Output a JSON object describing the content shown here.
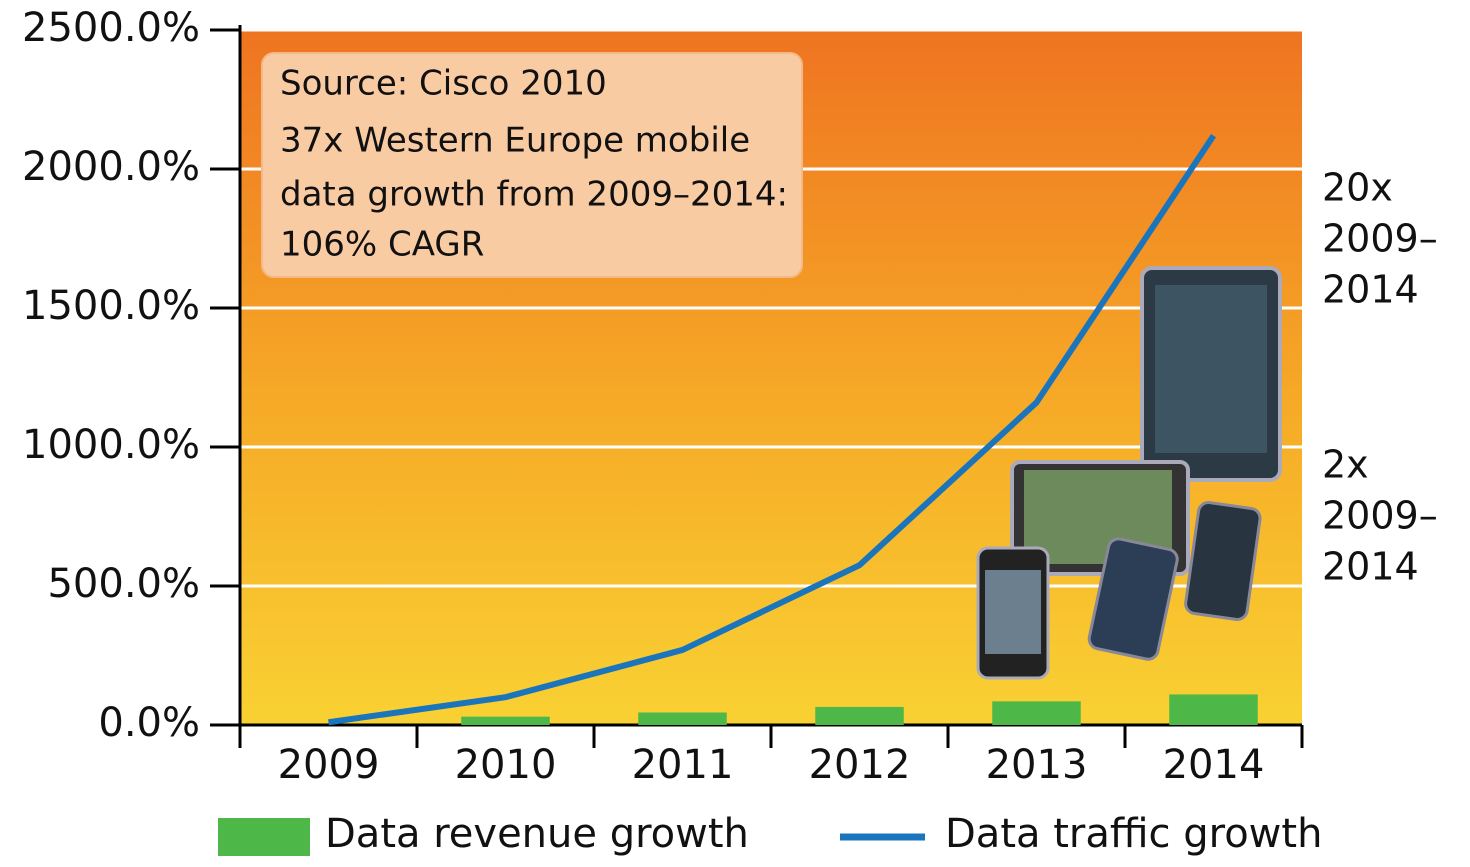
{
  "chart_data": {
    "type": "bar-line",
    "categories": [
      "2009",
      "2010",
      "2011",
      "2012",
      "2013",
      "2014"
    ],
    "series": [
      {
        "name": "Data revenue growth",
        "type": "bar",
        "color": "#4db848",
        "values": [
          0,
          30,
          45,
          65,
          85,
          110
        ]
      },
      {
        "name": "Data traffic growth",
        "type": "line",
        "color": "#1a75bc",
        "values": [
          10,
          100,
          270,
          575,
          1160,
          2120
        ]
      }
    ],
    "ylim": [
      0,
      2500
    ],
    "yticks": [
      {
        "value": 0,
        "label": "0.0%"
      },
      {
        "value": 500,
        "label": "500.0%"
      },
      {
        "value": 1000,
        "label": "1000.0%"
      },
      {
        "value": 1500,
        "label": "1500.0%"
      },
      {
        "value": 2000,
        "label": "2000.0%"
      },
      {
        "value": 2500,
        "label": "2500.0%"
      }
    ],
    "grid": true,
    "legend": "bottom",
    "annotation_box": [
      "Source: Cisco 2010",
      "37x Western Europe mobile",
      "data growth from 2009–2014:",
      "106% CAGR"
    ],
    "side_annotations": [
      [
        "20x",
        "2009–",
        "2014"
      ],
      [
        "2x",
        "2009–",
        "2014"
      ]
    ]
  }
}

○ ○ ○ ○ ○ ○ ○

WHAT IS BEING ASKED :: Transcribe the records above exactly, omitting every picture they contain.

THE RESPONSE ::
Output a JSON object describing the content shown here.
{
  "chart_data": {
    "type": "bar-line",
    "categories": [
      "2009",
      "2010",
      "2011",
      "2012",
      "2013",
      "2014"
    ],
    "series": [
      {
        "name": "Data revenue growth",
        "type": "bar",
        "color": "#4db848",
        "values": [
          0,
          30,
          45,
          65,
          85,
          110
        ]
      },
      {
        "name": "Data traffic growth",
        "type": "line",
        "color": "#1a75bc",
        "values": [
          10,
          100,
          270,
          575,
          1160,
          2120
        ]
      }
    ],
    "ylim": [
      0,
      2500
    ],
    "yticks": [
      {
        "value": 0,
        "label": "0.0%"
      },
      {
        "value": 500,
        "label": "500.0%"
      },
      {
        "value": 1000,
        "label": "1000.0%"
      },
      {
        "value": 1500,
        "label": "1500.0%"
      },
      {
        "value": 2000,
        "label": "2000.0%"
      },
      {
        "value": 2500,
        "label": "2500.0%"
      }
    ],
    "grid": true,
    "legend": "bottom",
    "annotation_box": [
      "Source: Cisco 2010",
      "37x Western Europe mobile",
      "data growth from 2009–2014:",
      "106% CAGR"
    ],
    "side_annotations": [
      [
        "20x",
        "2009–",
        "2014"
      ],
      [
        "2x",
        "2009–",
        "2014"
      ]
    ]
  }
}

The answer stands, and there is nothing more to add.